» Supplied data:
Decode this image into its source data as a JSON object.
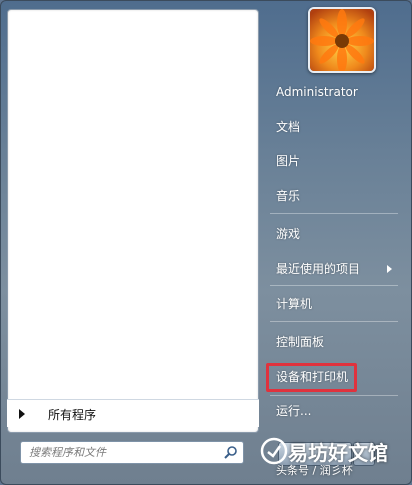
{
  "start_menu": {
    "all_programs_label": "所有程序",
    "search_placeholder": "搜索程序和文件",
    "right_items": {
      "user": "Administrator",
      "documents": "文档",
      "pictures": "图片",
      "music": "音乐",
      "games": "游戏",
      "recent_items": "最近使用的项目",
      "computer": "计算机",
      "control_panel": "控制面板",
      "devices_printers": "设备和打印机",
      "run": "运行..."
    }
  },
  "watermark": {
    "title": "易坊好文馆",
    "subtitle": "头条号 / 润彡杯"
  },
  "colors": {
    "highlight_border": "#e0323d",
    "menu_text": "#ffffff"
  }
}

» What the task requires: Copy everything in the records above except the pictures, exactly as written.

» Correct response:
Decode this image into its source data as a JSON object.
{
  "start_menu": {
    "all_programs_label": "所有程序",
    "search_placeholder": "搜索程序和文件",
    "right_items": {
      "user": "Administrator",
      "documents": "文档",
      "pictures": "图片",
      "music": "音乐",
      "games": "游戏",
      "recent_items": "最近使用的项目",
      "computer": "计算机",
      "control_panel": "控制面板",
      "devices_printers": "设备和打印机",
      "run": "运行..."
    }
  },
  "watermark": {
    "title": "易坊好文馆",
    "subtitle": "头条号 / 润彡杯"
  },
  "colors": {
    "highlight_border": "#e0323d",
    "menu_text": "#ffffff"
  }
}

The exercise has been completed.